Exercise goal: Which of the lines below holds the string "this"? Copy every line that does.

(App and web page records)
^^^^^^^^

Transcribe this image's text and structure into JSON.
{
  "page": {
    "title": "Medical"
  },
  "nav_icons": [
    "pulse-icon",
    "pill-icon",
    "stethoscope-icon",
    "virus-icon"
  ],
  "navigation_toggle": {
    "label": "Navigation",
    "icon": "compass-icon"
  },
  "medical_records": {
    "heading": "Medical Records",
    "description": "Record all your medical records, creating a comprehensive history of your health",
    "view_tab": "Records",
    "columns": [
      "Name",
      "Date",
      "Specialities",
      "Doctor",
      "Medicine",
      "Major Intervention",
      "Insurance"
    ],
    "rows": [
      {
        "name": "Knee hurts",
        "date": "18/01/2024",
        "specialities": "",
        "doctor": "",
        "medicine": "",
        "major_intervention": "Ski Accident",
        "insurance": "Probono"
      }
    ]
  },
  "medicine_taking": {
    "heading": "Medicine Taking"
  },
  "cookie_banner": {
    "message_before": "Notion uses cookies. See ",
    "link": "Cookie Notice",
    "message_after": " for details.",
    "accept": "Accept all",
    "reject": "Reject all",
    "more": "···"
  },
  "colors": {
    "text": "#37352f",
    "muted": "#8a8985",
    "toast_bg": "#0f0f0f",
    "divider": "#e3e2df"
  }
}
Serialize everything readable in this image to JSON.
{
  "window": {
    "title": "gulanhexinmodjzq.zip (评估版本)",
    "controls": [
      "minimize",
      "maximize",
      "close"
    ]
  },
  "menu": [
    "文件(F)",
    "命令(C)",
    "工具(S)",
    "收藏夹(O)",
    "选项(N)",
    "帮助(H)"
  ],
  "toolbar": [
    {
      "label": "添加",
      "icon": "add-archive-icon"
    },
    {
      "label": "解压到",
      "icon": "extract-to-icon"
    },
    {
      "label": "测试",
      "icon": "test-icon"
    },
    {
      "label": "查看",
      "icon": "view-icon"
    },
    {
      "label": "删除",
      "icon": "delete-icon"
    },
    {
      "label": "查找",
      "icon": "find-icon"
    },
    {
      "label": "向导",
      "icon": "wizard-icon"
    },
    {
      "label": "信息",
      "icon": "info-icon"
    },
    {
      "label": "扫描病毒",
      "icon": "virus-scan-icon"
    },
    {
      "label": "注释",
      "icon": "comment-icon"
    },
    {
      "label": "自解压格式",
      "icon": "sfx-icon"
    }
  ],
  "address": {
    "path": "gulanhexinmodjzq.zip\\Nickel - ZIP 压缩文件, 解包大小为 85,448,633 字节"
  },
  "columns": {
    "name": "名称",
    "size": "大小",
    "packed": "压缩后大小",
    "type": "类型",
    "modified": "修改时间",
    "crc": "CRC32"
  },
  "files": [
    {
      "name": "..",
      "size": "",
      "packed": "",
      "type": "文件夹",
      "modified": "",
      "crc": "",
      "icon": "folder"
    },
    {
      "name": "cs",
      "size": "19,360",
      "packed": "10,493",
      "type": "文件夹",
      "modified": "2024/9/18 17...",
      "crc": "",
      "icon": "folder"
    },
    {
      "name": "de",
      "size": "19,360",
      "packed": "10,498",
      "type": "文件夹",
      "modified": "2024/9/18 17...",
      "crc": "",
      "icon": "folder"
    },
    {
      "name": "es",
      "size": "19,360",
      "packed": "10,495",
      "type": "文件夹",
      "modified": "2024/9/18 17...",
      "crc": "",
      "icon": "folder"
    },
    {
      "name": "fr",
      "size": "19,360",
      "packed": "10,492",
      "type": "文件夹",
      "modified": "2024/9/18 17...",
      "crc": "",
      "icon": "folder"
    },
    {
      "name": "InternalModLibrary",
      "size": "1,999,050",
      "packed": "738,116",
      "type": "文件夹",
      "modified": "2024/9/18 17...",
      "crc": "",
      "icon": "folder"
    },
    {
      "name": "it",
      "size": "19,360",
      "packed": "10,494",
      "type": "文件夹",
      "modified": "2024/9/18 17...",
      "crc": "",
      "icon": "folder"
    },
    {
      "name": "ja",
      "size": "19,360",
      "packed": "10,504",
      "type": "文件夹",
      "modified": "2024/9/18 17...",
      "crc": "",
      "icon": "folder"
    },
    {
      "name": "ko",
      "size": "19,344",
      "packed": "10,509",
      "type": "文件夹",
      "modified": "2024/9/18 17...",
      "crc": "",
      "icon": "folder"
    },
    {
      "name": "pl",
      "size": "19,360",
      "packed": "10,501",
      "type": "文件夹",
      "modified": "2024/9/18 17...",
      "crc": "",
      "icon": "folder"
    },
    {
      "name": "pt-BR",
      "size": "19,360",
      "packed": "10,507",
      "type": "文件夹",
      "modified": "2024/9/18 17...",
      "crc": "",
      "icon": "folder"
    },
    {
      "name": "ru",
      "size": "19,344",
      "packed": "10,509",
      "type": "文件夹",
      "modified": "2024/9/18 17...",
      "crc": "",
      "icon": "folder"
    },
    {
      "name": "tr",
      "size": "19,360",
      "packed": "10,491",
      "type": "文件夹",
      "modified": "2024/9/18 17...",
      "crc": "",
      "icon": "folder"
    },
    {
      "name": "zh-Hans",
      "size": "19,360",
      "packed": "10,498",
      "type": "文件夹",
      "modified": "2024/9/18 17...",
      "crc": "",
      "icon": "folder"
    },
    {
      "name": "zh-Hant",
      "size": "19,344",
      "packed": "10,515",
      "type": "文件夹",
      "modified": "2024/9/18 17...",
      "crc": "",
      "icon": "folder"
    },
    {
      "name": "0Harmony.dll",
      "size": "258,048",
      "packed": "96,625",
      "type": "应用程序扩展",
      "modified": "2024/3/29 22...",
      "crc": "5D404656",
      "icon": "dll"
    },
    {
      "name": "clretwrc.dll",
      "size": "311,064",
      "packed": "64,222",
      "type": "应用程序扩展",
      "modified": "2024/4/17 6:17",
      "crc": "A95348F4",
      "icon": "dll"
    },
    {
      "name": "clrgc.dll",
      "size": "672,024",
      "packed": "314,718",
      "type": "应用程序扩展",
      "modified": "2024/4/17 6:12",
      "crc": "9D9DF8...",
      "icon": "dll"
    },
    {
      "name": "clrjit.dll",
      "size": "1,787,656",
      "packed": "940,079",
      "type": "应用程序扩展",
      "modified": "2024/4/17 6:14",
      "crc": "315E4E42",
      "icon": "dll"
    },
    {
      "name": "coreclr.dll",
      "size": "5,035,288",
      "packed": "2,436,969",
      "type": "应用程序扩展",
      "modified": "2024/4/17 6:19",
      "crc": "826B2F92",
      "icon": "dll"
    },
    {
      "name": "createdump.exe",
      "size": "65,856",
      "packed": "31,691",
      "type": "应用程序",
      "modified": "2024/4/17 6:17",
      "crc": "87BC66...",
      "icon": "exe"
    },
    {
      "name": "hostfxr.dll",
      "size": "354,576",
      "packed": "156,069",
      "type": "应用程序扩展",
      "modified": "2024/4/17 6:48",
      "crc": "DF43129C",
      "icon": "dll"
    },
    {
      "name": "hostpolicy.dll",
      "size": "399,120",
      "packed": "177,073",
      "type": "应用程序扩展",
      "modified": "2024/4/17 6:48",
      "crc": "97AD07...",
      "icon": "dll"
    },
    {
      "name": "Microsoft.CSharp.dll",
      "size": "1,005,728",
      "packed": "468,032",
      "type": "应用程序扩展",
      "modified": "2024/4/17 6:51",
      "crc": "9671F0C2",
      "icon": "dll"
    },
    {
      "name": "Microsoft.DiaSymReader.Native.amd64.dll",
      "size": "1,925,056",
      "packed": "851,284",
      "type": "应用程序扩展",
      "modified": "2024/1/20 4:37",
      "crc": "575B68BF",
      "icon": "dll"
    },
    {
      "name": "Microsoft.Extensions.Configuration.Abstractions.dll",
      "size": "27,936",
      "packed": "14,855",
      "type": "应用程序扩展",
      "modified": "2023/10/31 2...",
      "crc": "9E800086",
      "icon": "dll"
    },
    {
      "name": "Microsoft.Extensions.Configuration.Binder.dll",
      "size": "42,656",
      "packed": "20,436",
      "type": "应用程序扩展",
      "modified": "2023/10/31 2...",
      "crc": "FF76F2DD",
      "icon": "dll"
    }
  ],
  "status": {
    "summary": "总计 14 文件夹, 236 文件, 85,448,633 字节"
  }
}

^^^^^^^^

Problem solution:
Transcribe this image's text and structure into JSON.
Serialize everything readable in this image to JSON.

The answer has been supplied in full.